(Boxed element entries)
• • •

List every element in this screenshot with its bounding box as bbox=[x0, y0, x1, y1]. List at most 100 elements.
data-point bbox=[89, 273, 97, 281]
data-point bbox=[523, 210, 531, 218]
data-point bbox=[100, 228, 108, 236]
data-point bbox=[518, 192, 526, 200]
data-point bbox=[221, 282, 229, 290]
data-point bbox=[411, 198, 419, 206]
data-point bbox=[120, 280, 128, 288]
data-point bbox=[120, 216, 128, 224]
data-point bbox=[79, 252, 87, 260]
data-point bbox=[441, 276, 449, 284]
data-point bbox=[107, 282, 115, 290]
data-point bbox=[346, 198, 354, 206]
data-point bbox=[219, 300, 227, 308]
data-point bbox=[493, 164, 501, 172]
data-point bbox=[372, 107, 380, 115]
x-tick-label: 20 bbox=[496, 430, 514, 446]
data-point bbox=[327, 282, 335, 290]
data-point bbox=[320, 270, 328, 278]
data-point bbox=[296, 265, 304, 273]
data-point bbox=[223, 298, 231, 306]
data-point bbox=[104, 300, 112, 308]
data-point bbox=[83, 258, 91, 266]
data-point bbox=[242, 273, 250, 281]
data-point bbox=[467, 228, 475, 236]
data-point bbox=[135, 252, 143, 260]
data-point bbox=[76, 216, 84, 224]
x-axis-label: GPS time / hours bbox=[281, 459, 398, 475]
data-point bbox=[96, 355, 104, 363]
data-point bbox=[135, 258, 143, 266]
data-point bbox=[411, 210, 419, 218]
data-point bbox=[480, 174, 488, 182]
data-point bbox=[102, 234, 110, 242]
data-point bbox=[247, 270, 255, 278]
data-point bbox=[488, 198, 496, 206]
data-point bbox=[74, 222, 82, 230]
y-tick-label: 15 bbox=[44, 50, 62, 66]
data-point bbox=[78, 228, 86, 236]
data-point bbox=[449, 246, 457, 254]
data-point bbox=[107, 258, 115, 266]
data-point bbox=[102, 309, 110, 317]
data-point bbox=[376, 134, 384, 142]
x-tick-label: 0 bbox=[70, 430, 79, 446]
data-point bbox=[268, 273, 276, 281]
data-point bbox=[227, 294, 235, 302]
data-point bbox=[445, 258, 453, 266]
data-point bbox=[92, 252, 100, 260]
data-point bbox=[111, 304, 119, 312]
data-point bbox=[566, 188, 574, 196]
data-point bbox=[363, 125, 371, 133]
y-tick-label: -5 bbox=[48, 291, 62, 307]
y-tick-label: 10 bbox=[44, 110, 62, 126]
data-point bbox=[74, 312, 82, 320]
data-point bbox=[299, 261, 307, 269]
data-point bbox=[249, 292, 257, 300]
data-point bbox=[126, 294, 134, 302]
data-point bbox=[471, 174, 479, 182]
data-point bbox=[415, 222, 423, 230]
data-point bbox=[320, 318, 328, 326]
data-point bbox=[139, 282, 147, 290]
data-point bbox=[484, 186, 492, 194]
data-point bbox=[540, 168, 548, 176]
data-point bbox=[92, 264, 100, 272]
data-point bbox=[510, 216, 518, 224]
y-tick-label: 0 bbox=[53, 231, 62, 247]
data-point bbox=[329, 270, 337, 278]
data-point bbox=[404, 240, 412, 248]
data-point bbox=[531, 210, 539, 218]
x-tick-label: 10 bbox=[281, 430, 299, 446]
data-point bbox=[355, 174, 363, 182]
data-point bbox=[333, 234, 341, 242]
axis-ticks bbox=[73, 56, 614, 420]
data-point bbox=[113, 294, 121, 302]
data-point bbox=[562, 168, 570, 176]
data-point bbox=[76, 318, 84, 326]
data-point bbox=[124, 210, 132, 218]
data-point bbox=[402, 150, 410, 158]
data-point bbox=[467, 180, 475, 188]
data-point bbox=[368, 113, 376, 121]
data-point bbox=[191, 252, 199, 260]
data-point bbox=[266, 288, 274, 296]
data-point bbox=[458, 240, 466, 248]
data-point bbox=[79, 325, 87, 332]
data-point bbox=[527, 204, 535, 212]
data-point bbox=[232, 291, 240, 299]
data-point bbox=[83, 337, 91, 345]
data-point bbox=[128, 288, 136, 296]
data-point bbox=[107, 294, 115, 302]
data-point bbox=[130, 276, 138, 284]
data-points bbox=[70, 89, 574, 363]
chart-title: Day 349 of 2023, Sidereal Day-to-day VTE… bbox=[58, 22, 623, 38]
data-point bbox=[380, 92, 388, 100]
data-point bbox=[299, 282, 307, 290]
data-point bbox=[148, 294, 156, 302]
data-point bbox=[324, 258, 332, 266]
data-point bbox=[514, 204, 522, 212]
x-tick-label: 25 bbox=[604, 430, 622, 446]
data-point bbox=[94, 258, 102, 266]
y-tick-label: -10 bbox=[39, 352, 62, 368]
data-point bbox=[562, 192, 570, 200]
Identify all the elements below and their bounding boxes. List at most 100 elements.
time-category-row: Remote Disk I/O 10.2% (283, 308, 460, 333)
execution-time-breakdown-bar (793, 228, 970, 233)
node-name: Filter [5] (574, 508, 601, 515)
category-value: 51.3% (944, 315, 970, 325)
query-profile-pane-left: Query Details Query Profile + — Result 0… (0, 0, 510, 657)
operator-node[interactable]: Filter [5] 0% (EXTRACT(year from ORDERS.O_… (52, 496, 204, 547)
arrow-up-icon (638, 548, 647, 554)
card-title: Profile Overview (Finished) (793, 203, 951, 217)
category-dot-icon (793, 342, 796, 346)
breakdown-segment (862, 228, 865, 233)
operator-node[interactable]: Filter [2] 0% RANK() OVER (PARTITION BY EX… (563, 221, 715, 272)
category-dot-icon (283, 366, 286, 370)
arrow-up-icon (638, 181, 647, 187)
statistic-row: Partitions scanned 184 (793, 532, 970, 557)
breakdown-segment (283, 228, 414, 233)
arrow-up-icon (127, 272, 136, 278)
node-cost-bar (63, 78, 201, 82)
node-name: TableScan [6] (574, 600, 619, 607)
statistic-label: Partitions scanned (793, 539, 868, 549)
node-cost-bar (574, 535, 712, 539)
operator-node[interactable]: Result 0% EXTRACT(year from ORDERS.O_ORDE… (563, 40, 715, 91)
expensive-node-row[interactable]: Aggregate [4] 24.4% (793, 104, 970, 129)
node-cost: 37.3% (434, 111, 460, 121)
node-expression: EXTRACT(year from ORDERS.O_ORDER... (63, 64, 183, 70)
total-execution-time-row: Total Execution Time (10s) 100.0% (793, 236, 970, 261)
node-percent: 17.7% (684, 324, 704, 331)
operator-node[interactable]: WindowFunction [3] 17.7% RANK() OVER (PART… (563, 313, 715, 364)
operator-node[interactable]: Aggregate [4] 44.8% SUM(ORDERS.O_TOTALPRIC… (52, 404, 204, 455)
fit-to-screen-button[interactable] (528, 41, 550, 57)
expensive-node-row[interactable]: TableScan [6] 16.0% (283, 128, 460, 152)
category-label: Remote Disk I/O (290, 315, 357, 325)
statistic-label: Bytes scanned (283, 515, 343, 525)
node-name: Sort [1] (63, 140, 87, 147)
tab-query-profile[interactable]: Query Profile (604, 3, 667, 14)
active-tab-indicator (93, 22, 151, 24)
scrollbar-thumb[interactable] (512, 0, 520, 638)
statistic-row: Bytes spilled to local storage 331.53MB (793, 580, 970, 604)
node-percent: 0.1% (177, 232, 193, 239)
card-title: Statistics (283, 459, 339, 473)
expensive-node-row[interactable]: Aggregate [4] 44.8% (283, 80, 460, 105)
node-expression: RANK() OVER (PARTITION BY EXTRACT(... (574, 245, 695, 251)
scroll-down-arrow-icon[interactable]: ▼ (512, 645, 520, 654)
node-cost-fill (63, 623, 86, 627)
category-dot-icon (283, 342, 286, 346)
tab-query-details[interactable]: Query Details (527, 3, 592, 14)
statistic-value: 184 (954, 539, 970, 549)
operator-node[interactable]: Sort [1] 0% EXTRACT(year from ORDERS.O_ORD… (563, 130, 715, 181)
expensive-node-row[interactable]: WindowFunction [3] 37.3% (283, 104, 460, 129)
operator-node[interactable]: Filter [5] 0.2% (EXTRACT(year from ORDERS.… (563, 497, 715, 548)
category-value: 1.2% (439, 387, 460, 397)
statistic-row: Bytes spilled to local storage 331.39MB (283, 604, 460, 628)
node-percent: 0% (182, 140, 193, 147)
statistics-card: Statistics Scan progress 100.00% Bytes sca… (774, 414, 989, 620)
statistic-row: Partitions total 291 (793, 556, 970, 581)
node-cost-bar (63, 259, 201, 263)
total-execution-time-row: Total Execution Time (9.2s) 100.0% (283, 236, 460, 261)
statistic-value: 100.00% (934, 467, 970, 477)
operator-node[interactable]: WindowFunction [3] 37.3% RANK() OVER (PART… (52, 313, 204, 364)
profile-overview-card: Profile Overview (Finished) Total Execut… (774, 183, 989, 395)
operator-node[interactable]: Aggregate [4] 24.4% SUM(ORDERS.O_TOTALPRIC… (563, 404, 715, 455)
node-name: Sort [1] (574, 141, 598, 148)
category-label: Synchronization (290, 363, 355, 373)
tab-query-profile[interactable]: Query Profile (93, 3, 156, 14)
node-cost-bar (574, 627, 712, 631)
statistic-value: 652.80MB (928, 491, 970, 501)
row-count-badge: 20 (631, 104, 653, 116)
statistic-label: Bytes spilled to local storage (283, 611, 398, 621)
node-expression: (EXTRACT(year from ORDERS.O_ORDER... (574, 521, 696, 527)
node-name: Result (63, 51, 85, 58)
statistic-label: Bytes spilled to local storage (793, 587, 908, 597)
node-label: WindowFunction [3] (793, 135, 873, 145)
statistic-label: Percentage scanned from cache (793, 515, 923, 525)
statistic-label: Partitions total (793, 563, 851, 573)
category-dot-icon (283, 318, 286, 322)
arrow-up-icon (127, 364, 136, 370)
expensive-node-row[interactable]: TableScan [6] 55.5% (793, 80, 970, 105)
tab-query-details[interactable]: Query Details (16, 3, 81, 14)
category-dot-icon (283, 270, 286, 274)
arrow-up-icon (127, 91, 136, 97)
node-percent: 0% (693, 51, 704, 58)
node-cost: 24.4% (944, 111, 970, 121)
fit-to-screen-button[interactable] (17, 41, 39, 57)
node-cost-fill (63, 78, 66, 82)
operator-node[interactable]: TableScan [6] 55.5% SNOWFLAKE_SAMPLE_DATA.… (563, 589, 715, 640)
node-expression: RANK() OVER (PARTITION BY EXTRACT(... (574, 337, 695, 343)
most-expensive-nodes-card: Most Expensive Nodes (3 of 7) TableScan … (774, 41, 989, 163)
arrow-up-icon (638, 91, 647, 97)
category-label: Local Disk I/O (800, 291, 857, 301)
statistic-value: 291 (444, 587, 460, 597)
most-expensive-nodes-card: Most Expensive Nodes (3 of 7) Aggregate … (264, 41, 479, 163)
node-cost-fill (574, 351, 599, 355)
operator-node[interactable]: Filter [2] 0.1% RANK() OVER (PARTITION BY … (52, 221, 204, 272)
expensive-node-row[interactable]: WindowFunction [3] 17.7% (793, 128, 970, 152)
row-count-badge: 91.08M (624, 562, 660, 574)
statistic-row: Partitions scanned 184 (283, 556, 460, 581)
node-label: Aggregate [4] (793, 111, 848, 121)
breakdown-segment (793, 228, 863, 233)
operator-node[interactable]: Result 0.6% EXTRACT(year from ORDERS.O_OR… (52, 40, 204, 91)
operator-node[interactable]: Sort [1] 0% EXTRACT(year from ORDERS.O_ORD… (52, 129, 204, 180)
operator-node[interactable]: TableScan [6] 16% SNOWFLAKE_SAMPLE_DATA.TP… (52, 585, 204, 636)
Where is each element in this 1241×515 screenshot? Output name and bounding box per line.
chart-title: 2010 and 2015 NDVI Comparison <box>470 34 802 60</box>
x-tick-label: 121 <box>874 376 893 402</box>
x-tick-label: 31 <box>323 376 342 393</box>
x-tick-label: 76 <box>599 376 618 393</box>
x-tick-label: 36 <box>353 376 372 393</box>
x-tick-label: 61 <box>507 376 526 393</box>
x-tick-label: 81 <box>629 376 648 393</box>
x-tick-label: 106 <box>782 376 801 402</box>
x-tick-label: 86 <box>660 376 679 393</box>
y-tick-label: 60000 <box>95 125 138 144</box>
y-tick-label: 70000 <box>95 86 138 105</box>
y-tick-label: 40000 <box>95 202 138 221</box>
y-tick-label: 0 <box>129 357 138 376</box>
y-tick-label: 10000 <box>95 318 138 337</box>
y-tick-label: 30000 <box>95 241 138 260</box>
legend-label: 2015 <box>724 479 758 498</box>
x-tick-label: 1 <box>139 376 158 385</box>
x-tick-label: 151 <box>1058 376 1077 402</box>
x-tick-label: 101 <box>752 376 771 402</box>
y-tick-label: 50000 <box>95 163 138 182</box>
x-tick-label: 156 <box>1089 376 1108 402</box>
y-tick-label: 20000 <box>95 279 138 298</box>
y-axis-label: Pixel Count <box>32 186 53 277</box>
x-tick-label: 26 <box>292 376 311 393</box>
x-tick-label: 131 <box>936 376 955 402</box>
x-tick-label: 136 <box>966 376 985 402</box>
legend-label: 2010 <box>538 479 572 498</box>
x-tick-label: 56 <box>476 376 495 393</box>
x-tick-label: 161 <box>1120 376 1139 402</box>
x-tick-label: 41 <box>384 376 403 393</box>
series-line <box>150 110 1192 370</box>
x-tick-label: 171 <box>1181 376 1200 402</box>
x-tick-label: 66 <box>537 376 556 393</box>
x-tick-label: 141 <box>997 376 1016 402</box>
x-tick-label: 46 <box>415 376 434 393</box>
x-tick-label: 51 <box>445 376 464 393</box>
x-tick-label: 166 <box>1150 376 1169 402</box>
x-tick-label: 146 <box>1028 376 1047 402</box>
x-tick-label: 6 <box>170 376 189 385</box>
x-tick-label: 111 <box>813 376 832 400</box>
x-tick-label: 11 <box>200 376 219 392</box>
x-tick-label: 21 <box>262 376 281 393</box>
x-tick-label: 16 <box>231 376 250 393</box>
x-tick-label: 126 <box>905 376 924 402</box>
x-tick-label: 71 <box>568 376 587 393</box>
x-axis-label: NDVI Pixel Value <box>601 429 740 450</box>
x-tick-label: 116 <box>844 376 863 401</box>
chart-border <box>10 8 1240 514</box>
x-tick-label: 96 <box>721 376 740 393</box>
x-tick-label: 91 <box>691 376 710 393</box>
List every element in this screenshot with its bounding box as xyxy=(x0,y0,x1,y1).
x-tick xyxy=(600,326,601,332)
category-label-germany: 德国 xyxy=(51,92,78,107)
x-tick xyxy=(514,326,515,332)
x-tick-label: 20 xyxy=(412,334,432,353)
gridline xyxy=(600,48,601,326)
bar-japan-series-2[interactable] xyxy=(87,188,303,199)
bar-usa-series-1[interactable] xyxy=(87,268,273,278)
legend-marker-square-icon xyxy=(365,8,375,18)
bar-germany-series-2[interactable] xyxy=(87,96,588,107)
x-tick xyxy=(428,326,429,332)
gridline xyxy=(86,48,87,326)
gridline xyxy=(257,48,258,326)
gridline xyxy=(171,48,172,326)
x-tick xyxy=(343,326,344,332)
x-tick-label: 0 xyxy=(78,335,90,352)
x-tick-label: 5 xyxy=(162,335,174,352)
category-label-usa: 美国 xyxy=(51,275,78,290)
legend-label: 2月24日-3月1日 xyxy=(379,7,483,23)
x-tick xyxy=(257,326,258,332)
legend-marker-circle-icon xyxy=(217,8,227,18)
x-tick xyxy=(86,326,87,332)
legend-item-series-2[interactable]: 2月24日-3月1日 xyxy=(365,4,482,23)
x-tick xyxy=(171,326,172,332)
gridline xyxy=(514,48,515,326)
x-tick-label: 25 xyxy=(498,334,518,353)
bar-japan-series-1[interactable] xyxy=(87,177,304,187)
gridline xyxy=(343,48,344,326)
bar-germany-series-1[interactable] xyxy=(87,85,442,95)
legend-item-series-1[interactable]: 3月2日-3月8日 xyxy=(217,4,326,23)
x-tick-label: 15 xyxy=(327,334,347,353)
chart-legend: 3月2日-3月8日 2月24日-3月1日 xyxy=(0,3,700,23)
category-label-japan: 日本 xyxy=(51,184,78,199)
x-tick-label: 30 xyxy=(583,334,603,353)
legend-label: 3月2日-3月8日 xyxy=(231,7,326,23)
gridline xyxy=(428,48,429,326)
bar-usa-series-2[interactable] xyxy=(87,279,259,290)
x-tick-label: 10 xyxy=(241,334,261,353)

• • •

WRITTEN REQUEST:
Copy out the part of the data that opens with its first line and closes with the line containing "data-point bbox=[363, 125, 371, 133]", including both of those lines.

COMPLETED EXERCISE:
List every element in this screenshot with its bounding box as bbox=[x0, y0, x1, y1]. List at most 100 elements.
data-point bbox=[89, 273, 97, 281]
data-point bbox=[523, 210, 531, 218]
data-point bbox=[100, 228, 108, 236]
data-point bbox=[518, 192, 526, 200]
data-point bbox=[221, 282, 229, 290]
data-point bbox=[411, 198, 419, 206]
data-point bbox=[120, 280, 128, 288]
data-point bbox=[120, 216, 128, 224]
data-point bbox=[79, 252, 87, 260]
data-point bbox=[441, 276, 449, 284]
data-point bbox=[107, 282, 115, 290]
data-point bbox=[346, 198, 354, 206]
data-point bbox=[219, 300, 227, 308]
data-point bbox=[493, 164, 501, 172]
data-point bbox=[372, 107, 380, 115]
x-tick-label: 20 bbox=[496, 430, 514, 446]
data-point bbox=[327, 282, 335, 290]
data-point bbox=[320, 270, 328, 278]
data-point bbox=[296, 265, 304, 273]
data-point bbox=[223, 298, 231, 306]
data-point bbox=[104, 300, 112, 308]
data-point bbox=[83, 258, 91, 266]
data-point bbox=[242, 273, 250, 281]
data-point bbox=[467, 228, 475, 236]
data-point bbox=[135, 252, 143, 260]
data-point bbox=[76, 216, 84, 224]
x-axis-label: GPS time / hours bbox=[281, 459, 398, 475]
data-point bbox=[96, 355, 104, 363]
data-point bbox=[135, 258, 143, 266]
data-point bbox=[411, 210, 419, 218]
data-point bbox=[480, 174, 488, 182]
data-point bbox=[102, 234, 110, 242]
data-point bbox=[247, 270, 255, 278]
data-point bbox=[488, 198, 496, 206]
data-point bbox=[74, 222, 82, 230]
y-tick-label: 15 bbox=[44, 50, 62, 66]
data-point bbox=[78, 228, 86, 236]
data-point bbox=[449, 246, 457, 254]
data-point bbox=[107, 258, 115, 266]
data-point bbox=[102, 309, 110, 317]
data-point bbox=[376, 134, 384, 142]
x-tick-label: 0 bbox=[70, 430, 79, 446]
data-point bbox=[268, 273, 276, 281]
data-point bbox=[227, 294, 235, 302]
data-point bbox=[445, 258, 453, 266]
data-point bbox=[92, 252, 100, 260]
data-point bbox=[111, 304, 119, 312]
data-point bbox=[566, 188, 574, 196]
data-point bbox=[363, 125, 371, 133]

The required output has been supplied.